Entries with figure data
:::

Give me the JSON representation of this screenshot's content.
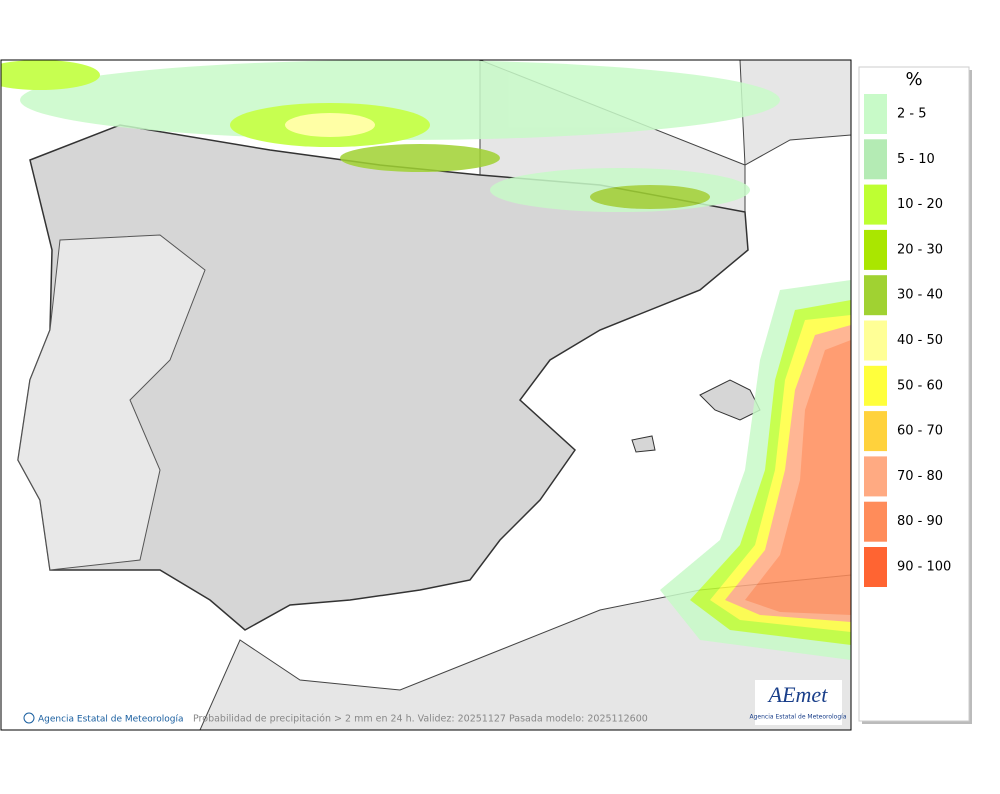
{
  "map": {
    "credit": "Agencia Estatal de Meteorología",
    "caption": "Probabilidad de precipitación > 2 mm en 24 h. Validez: 20251127 Pasada modelo: 2025112600",
    "logo": {
      "text": "AEmet",
      "subtitle": "Agencia Estatal de Meteorología"
    }
  },
  "legend": {
    "title": "%",
    "items": [
      {
        "label": "2 - 5",
        "color": "#c8fac8"
      },
      {
        "label": "5 - 10",
        "color": "#b4ebb4"
      },
      {
        "label": "10 - 20",
        "color": "#beff32"
      },
      {
        "label": "20 - 30",
        "color": "#aae600"
      },
      {
        "label": "30 - 40",
        "color": "#a0d232"
      },
      {
        "label": "40 - 50",
        "color": "#ffff96"
      },
      {
        "label": "50 - 60",
        "color": "#ffff3c"
      },
      {
        "label": "60 - 70",
        "color": "#ffd23c"
      },
      {
        "label": "70 - 80",
        "color": "#ffaa82"
      },
      {
        "label": "80 - 90",
        "color": "#ff8c5a"
      },
      {
        "label": "90 - 100",
        "color": "#ff6432"
      }
    ]
  }
}
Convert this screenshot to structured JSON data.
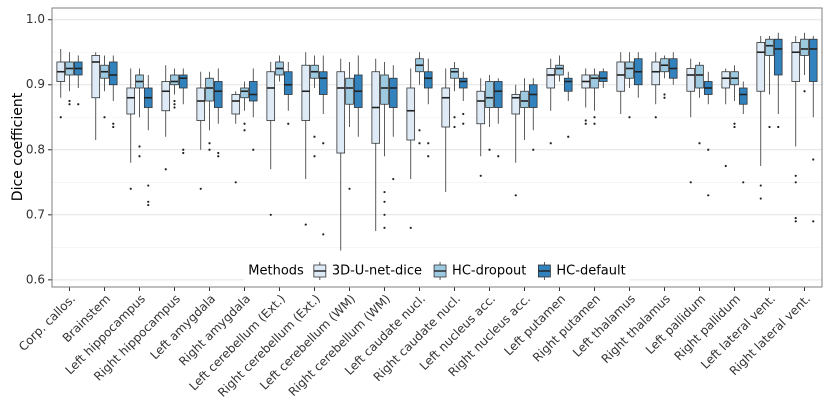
{
  "chart_data": {
    "type": "box",
    "y_label": "Dice coefficient",
    "legend_title": "Methods",
    "legend_position": "bottom",
    "grid": true,
    "ylim": [
      0.589,
      1.018
    ],
    "yticks": [
      0.6,
      0.7,
      0.8,
      0.9,
      {
        "value": 1,
        "label": "1.0"
      }
    ],
    "minor_yticks": [
      0.65,
      0.75,
      0.85,
      0.95
    ],
    "categories": [
      "Corp. callos.",
      "Brainstem",
      "Left hippocampus",
      "Right hippocampus",
      "Left amygdala",
      "Right amygdala",
      "Left cerebellum (Ext.)",
      "Right cerebellum (Ext.)",
      "Left cerebellum (WM)",
      "Right cerebellum (WM)",
      "Left caudate nucl.",
      "Right caudate nucl.",
      "Left nucleus acc.",
      "Right nucleus acc.",
      "Left putamen",
      "Right putamen",
      "Left thalamus",
      "Right thalamus",
      "Left pallidum",
      "Right pallidum",
      "Left lateral vent.",
      "Right lateral vent."
    ],
    "series": [
      {
        "name": "3D-U-net-dice",
        "color": "#deebf7",
        "lower": [
          0.88,
          0.815,
          0.78,
          0.82,
          0.8,
          0.84,
          0.77,
          0.755,
          0.645,
          0.675,
          0.755,
          0.735,
          0.79,
          0.78,
          0.86,
          0.865,
          0.855,
          0.87,
          0.85,
          0.87,
          0.775,
          0.805
        ],
        "q1": [
          0.905,
          0.88,
          0.855,
          0.86,
          0.845,
          0.855,
          0.845,
          0.845,
          0.795,
          0.81,
          0.815,
          0.835,
          0.84,
          0.855,
          0.895,
          0.895,
          0.89,
          0.9,
          0.89,
          0.895,
          0.89,
          0.905
        ],
        "median": [
          0.92,
          0.935,
          0.88,
          0.89,
          0.875,
          0.875,
          0.895,
          0.89,
          0.895,
          0.865,
          0.86,
          0.88,
          0.875,
          0.88,
          0.915,
          0.905,
          0.915,
          0.92,
          0.915,
          0.91,
          0.95,
          0.95
        ],
        "q3": [
          0.935,
          0.945,
          0.895,
          0.905,
          0.895,
          0.885,
          0.92,
          0.93,
          0.92,
          0.92,
          0.895,
          0.895,
          0.89,
          0.885,
          0.925,
          0.915,
          0.935,
          0.935,
          0.925,
          0.92,
          0.965,
          0.965
        ],
        "upper": [
          0.955,
          0.95,
          0.925,
          0.93,
          0.92,
          0.89,
          0.935,
          0.95,
          0.94,
          0.94,
          0.925,
          0.925,
          0.91,
          0.9,
          0.94,
          0.925,
          0.95,
          0.95,
          0.94,
          0.925,
          0.975,
          0.975
        ],
        "outliers": [
          [
            0.85
          ],
          [],
          [
            0.74
          ],
          [
            0.77
          ],
          [
            0.74
          ],
          [
            0.75
          ],
          [
            0.7
          ],
          [
            0.685
          ],
          [],
          [],
          [
            0.68
          ],
          [],
          [
            0.76
          ],
          [
            0.73
          ],
          [
            0.81
          ],
          [
            0.845,
            0.84
          ],
          [],
          [
            0.85
          ],
          [
            0.75
          ],
          [
            0.775
          ],
          [
            0.745,
            0.725
          ],
          [
            0.76,
            0.75,
            0.695,
            0.69
          ]
        ]
      },
      {
        "name": "HC-dropout",
        "color": "#9ecae1",
        "lower": [
          0.89,
          0.89,
          0.85,
          0.885,
          0.83,
          0.86,
          0.905,
          0.895,
          0.835,
          0.79,
          0.9,
          0.89,
          0.835,
          0.815,
          0.905,
          0.86,
          0.895,
          0.91,
          0.88,
          0.875,
          0.885,
          0.915
        ],
        "q1": [
          0.915,
          0.91,
          0.895,
          0.9,
          0.875,
          0.88,
          0.915,
          0.91,
          0.87,
          0.87,
          0.92,
          0.91,
          0.865,
          0.865,
          0.915,
          0.895,
          0.91,
          0.92,
          0.895,
          0.9,
          0.945,
          0.945
        ],
        "median": [
          0.925,
          0.92,
          0.905,
          0.905,
          0.895,
          0.89,
          0.925,
          0.92,
          0.895,
          0.895,
          0.93,
          0.92,
          0.88,
          0.875,
          0.925,
          0.91,
          0.925,
          0.93,
          0.915,
          0.91,
          0.96,
          0.955
        ],
        "q3": [
          0.935,
          0.93,
          0.915,
          0.915,
          0.91,
          0.895,
          0.935,
          0.93,
          0.91,
          0.915,
          0.94,
          0.925,
          0.905,
          0.89,
          0.93,
          0.915,
          0.935,
          0.94,
          0.93,
          0.92,
          0.97,
          0.97
        ],
        "upper": [
          0.95,
          0.945,
          0.925,
          0.925,
          0.92,
          0.905,
          0.945,
          0.945,
          0.935,
          0.935,
          0.95,
          0.935,
          0.915,
          0.91,
          0.945,
          0.925,
          0.95,
          0.945,
          0.935,
          0.93,
          0.975,
          0.98
        ],
        "outliers": [
          [
            0.875,
            0.87
          ],
          [
            0.85
          ],
          [
            0.805,
            0.79
          ],
          [
            0.875,
            0.87,
            0.865
          ],
          [
            0.81,
            0.8
          ],
          [
            0.84,
            0.83
          ],
          [],
          [
            0.82,
            0.79
          ],
          [
            0.74
          ],
          [
            0.735,
            0.72,
            0.7,
            0.68
          ],
          [
            0.83,
            0.81
          ],
          [
            0.85,
            0.835
          ],
          [
            0.8
          ],
          [],
          [],
          [
            0.85,
            0.84
          ],
          [
            0.85
          ],
          [
            0.885,
            0.88
          ],
          [
            0.81
          ],
          [
            0.84,
            0.835
          ],
          [
            0.835
          ],
          [
            0.89
          ]
        ]
      },
      {
        "name": "HC-default",
        "color": "#3182bd",
        "lower": [
          0.895,
          0.875,
          0.83,
          0.87,
          0.84,
          0.85,
          0.86,
          0.855,
          0.82,
          0.82,
          0.87,
          0.875,
          0.84,
          0.83,
          0.875,
          0.895,
          0.88,
          0.9,
          0.87,
          0.855,
          0.855,
          0.85
        ],
        "q1": [
          0.915,
          0.9,
          0.865,
          0.895,
          0.865,
          0.875,
          0.885,
          0.885,
          0.865,
          0.865,
          0.895,
          0.895,
          0.865,
          0.865,
          0.89,
          0.905,
          0.9,
          0.91,
          0.885,
          0.87,
          0.915,
          0.905
        ],
        "median": [
          0.925,
          0.915,
          0.88,
          0.91,
          0.89,
          0.885,
          0.9,
          0.91,
          0.89,
          0.895,
          0.91,
          0.905,
          0.89,
          0.885,
          0.905,
          0.91,
          0.92,
          0.925,
          0.895,
          0.885,
          0.955,
          0.955
        ],
        "q3": [
          0.935,
          0.935,
          0.895,
          0.915,
          0.905,
          0.905,
          0.92,
          0.92,
          0.915,
          0.91,
          0.92,
          0.91,
          0.905,
          0.9,
          0.91,
          0.92,
          0.94,
          0.94,
          0.905,
          0.895,
          0.97,
          0.97
        ],
        "upper": [
          0.945,
          0.945,
          0.915,
          0.925,
          0.925,
          0.925,
          0.935,
          0.945,
          0.945,
          0.93,
          0.94,
          0.92,
          0.91,
          0.91,
          0.92,
          0.925,
          0.95,
          0.95,
          0.92,
          0.905,
          0.98,
          0.975
        ],
        "outliers": [
          [
            0.87
          ],
          [
            0.84,
            0.835
          ],
          [
            0.745,
            0.72,
            0.715
          ],
          [
            0.8,
            0.795
          ],
          [
            0.795,
            0.79
          ],
          [
            0.8
          ],
          [
            0.84
          ],
          [
            0.81,
            0.67
          ],
          [],
          [
            0.755
          ],
          [
            0.81,
            0.79
          ],
          [
            0.855,
            0.84
          ],
          [
            0.79
          ],
          [
            0.8
          ],
          [
            0.82
          ],
          [],
          [],
          [],
          [
            0.8,
            0.73
          ],
          [
            0.75
          ],
          [
            0.835
          ],
          [
            0.785,
            0.69
          ]
        ]
      }
    ]
  }
}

:::

Extract all lines of the records above that include "screenshot".

Give me the JSON representation of this screenshot's content.
Convert this screenshot to structured JSON data.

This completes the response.